Objective: Your task is to restate the data word for word.
### Data supplied
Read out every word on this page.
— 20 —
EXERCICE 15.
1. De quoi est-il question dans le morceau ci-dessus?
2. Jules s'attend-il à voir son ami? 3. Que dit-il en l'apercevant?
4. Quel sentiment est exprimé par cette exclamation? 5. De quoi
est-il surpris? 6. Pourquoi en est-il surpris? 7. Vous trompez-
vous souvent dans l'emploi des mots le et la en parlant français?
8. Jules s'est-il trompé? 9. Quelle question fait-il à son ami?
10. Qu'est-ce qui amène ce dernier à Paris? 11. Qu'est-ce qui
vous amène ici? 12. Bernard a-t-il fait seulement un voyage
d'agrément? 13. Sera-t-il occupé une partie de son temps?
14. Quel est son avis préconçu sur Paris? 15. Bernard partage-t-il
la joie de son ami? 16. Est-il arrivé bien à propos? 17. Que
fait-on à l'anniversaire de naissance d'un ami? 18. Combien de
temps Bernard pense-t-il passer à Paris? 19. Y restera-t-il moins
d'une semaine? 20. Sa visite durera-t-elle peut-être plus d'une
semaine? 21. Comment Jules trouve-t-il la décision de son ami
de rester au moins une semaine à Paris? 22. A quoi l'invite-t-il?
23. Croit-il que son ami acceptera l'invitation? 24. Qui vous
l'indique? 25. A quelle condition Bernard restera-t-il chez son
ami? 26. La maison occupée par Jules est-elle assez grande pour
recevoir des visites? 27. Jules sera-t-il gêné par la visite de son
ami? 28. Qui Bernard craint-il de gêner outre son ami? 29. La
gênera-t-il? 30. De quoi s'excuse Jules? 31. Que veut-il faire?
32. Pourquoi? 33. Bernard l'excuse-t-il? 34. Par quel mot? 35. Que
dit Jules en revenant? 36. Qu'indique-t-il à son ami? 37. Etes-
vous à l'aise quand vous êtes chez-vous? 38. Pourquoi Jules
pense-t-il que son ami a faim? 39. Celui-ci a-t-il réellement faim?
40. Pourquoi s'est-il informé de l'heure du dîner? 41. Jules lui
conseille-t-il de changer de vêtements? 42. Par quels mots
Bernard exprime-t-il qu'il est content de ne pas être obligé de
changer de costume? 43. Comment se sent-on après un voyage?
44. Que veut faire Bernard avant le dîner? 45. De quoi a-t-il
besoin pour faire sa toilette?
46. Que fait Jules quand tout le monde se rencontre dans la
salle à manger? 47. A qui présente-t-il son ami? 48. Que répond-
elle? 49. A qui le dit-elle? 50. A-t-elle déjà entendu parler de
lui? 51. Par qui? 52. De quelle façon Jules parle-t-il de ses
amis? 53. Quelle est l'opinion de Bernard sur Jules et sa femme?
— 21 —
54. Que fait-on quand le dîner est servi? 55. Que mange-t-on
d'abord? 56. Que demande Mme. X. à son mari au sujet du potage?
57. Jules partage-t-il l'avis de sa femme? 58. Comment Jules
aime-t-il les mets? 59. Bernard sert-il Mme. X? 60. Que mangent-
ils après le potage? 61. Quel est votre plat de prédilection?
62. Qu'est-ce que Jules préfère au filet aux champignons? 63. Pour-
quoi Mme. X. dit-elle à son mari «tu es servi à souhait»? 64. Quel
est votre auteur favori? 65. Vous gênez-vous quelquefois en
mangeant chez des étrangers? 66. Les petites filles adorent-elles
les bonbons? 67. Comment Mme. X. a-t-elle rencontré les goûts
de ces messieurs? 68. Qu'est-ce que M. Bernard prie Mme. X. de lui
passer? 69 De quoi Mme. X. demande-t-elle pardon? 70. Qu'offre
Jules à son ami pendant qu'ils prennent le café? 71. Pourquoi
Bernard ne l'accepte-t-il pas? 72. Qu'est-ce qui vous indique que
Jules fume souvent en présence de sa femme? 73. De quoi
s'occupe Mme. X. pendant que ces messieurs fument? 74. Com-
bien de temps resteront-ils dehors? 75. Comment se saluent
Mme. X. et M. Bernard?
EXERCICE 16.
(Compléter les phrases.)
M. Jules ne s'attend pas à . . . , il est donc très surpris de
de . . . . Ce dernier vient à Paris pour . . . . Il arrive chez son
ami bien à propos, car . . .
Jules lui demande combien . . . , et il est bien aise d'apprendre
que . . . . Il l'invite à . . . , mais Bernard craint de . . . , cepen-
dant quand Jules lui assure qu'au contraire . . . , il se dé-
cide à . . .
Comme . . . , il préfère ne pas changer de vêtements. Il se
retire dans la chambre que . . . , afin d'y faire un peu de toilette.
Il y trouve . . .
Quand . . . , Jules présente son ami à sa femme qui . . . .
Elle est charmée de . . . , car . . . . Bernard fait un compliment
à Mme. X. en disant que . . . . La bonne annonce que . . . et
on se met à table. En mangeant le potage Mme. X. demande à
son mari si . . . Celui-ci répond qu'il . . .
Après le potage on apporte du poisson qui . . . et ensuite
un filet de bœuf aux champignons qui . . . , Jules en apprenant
######
Answer to this task:
Read out every word on this page.
— 20 —
EXERCICE 15.
1. De quoi est-il question dans le morceau ci-dessus?
2. Jules s'attend-il à voir son ami? 3. Que dit-il en l'apercevant?
4. Quel sentiment est exprimé par cette exclamation? 5. De quoi
est-il surpris? 6. Pourquoi en est-il surpris? 7. Vous trompez-
vous souvent dans l'emploi des mots le et la en parlant français?
8. Jules s'est-il trompé? 9. Quelle question fait-il à son ami?
10. Qu'est-ce qui amène ce dernier à Paris? 11. Qu'est-ce qui
vous amène ici? 12. Bernard a-t-il fait seulement un voyage
d'agrément? 13. Sera-t-il occupé une partie de son temps?
14. Quel est son avis préconçu sur Paris? 15. Bernard partage-t-il
la joie de son ami? 16. Est-il arrivé bien à propos? 17. Que
fait-on à l'anniversaire de naissance d'un ami? 18. Combien de
temps Bernard pense-t-il passer à Paris? 19. Y restera-t-il moins
d'une semaine? 20. Sa visite durera-t-elle peut-être plus d'une
semaine? 21. Comment Jules trouve-t-il la décision de son ami
de rester au moins une semaine à Paris? 22. A quoi l'invite-t-il?
23. Croit-il que son ami acceptera l'invitation? 24. Qui vous
l'indique? 25. A quelle condition Bernard restera-t-il chez son
ami? 26. La maison occupée par Jules est-elle assez grande pour
recevoir des visites? 27. Jules sera-t-il gêné par la visite de son
ami? 28. Qui Bernard craint-il de gêner outre son ami? 29. La
gênera-t-il? 30. De quoi s'excuse Jules? 31. Que veut-il faire?
32. Pourquoi? 33. Bernard l'excuse-t-il? 34. Par quel mot? 35. Que
dit Jules en revenant? 36. Qu'indique-t-il à son ami? 37. Etes-
vous à l'aise quand vous êtes chez-vous? 38. Pourquoi Jules
pense-t-il que son ami a faim? 39. Celui-ci a-t-il réellement faim?
40. Pourquoi s'est-il informé de l'heure du dîner? 41. Jules lui
conseille-t-il de changer de vêtements? 42. Par quels mots
Bernard exprime-t-il qu'il est content de ne pas être obligé de
changer de costume? 43. Comment se sent-on après un voyage?
44. Que veut faire Bernard avant le dîner? 45. De quoi a-t-il
besoin pour faire sa toilette?
46. Que fait Jules quand tout le monde se rencontre dans la
salle à manger? 47. A qui présente-t-il son ami? 48. Que répond-
elle? 49. A qui le dit-elle? 50. A-t-elle déjà entendu parler de
lui? 51. Par qui? 52. De quelle façon Jules parle-t-il de ses
amis? 53. Quelle est l'opinion de Bernard sur Jules et sa femme?
— 21 —
54. Que fait-on quand le dîner est servi? 55. Que mange-t-on
d'abord? 56. Que demande Mme. X. à son mari au sujet du potage?
57. Jules partage-t-il l'avis de sa femme? 58. Comment Jules
aime-t-il les mets? 59. Bernard sert-il Mme. X? 60. Que mangent-
ils après le potage? 61. Quel est votre plat de prédilection?
62. Qu'est-ce que Jules préfère au filet aux champignons? 63. Pour-
quoi Mme. X. dit-elle à son mari «tu es servi à souhait»? 64. Quel
est votre auteur favori? 65. Vous gênez-vous quelquefois en
mangeant chez des étrangers? 66. Les petites filles adorent-elles
les bonbons? 67. Comment Mme. X. a-t-elle rencontré les goûts
de ces messieurs? 68. Qu'est-ce que M. Bernard prie Mme. X. de lui
passer? 69 De quoi Mme. X. demande-t-elle pardon? 70. Qu'offre
Jules à son ami pendant qu'ils prennent le café? 71. Pourquoi
Bernard ne l'accepte-t-il pas? 72. Qu'est-ce qui vous indique que
Jules fume souvent en présence de sa femme? 73. De quoi
s'occupe Mme. X. pendant que ces messieurs fument? 74. Com-
bien de temps resteront-ils dehors? 75. Comment se saluent
Mme. X. et M. Bernard?
EXERCICE 16.
(Compléter les phrases.)
M. Jules ne s'attend pas à . . . , il est donc très surpris de
de . . . . Ce dernier vient à Paris pour . . . . Il arrive chez son
ami bien à propos, car . . .
Jules lui demande combien . . . , et il est bien aise d'apprendre
que . . . . Il l'invite à . . . , mais Bernard craint de . . . , cepen-
dant quand Jules lui assure qu'au contraire . . . , il se dé-
cide à . . .
Comme . . . , il préfère ne pas changer de vêtements. Il se
retire dans la chambre que . . . , afin d'y faire un peu de toilette.
Il y trouve . . .
Quand . . . , Jules présente son ami à sa femme qui . . . .
Elle est charmée de . . . , car . . . . Bernard fait un compliment
à Mme. X. en disant que . . . . La bonne annonce que . . . et
on se met à table. En mangeant le potage Mme. X. demande à
son mari si . . . Celui-ci répond qu'il . . .
Après le potage on apporte du poisson qui . . . et ensuite
un filet de bœuf aux champignons qui . . . , Jules en apprenant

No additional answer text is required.